WHAT IS REQUIRED – Copy out the listing in full, exactly as written, but not its pictures.

TASK DATA –
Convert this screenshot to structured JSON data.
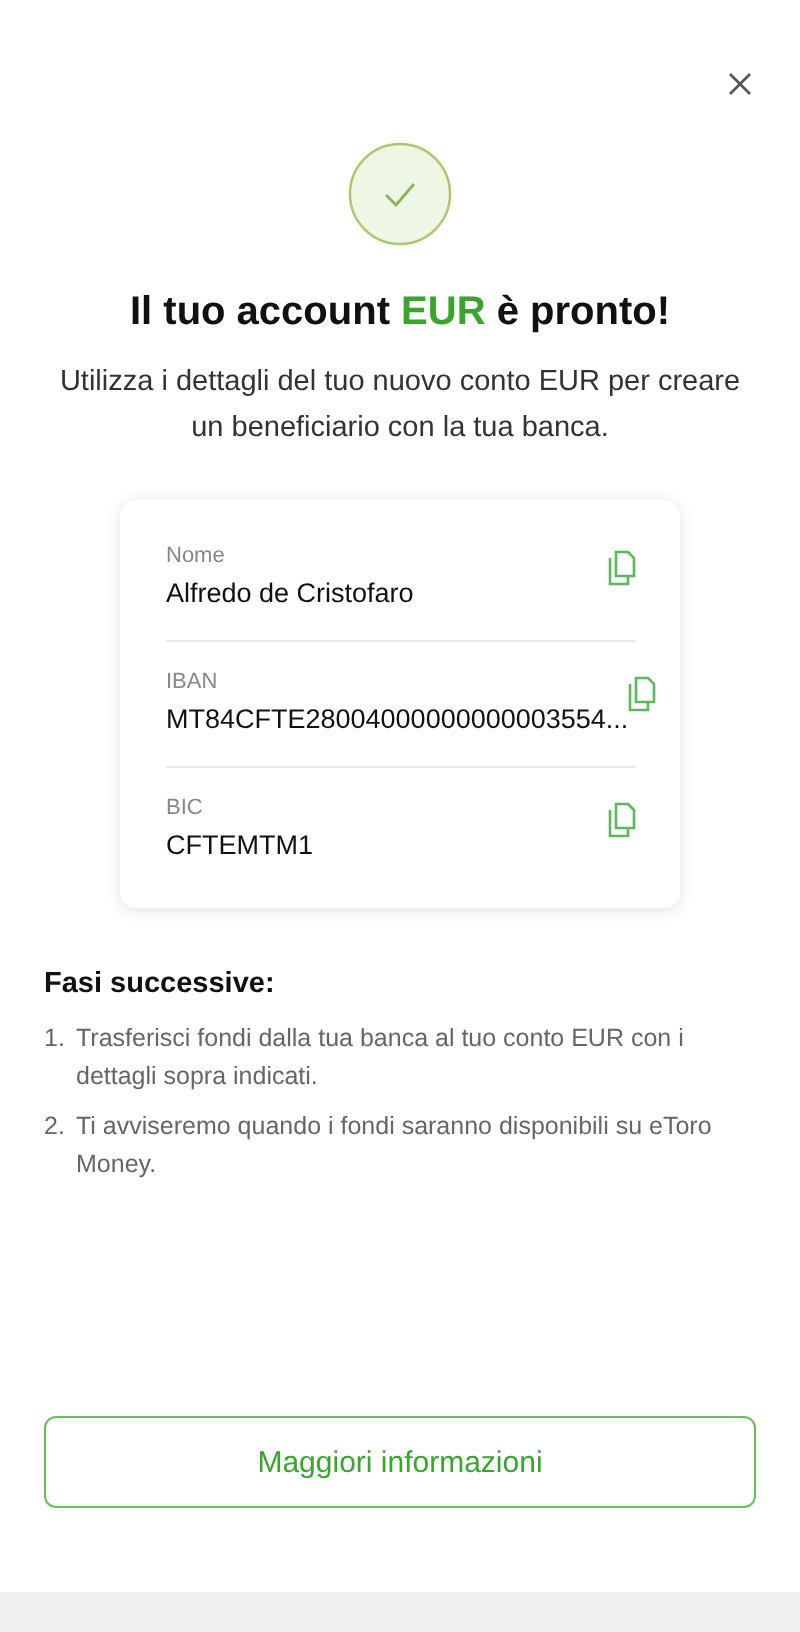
{
  "title": {
    "before": "Il tuo account ",
    "highlight": "EUR",
    "after": " è pronto!"
  },
  "subtitle": "Utilizza i dettagli del tuo nuovo conto EUR per creare un beneficiario con la tua banca.",
  "details": [
    {
      "label": "Nome",
      "value": "Alfredo de Cristofaro"
    },
    {
      "label": "IBAN",
      "value": "MT84CFTE28004000000000003554..."
    },
    {
      "label": "BIC",
      "value": "CFTEMTM1"
    }
  ],
  "next_steps": {
    "heading": "Fasi successive:",
    "items": [
      {
        "number": "1.",
        "text": "Trasferisci fondi dalla tua banca al tuo conto EUR con i dettagli sopra indicati."
      },
      {
        "number": "2.",
        "text": "Ti avviseremo quando i fondi saranno disponibili su eToro Money."
      }
    ]
  },
  "button": "Maggiori informazioni"
}
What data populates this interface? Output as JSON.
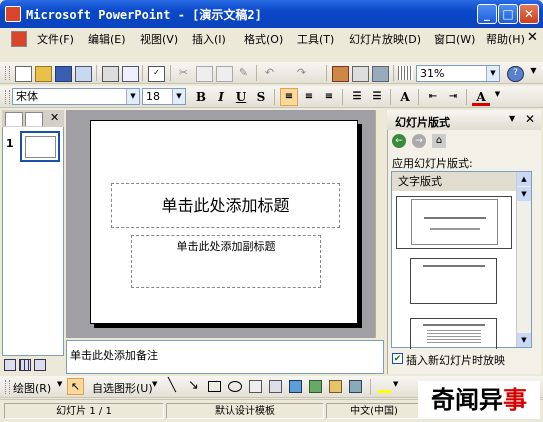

REPLY –
Convert this screenshot to structured JSON data.
{
  "title": {
    "before": "Il tuo account ",
    "highlight": "EUR",
    "after": " è pronto!"
  },
  "subtitle": "Utilizza i dettagli del tuo nuovo conto EUR per creare un beneficiario con la tua banca.",
  "details": [
    {
      "label": "Nome",
      "value": "Alfredo de Cristofaro"
    },
    {
      "label": "IBAN",
      "value": "MT84CFTE28004000000000003554..."
    },
    {
      "label": "BIC",
      "value": "CFTEMTM1"
    }
  ],
  "next_steps": {
    "heading": "Fasi successive:",
    "items": [
      {
        "number": "1.",
        "text": "Trasferisci fondi dalla tua banca al tuo conto EUR con i dettagli sopra indicati."
      },
      {
        "number": "2.",
        "text": "Ti avviseremo quando i fondi saranno disponibili su eToro Money."
      }
    ]
  },
  "button": "Maggiori informazioni"
}
What data populates this interface? Output as JSON.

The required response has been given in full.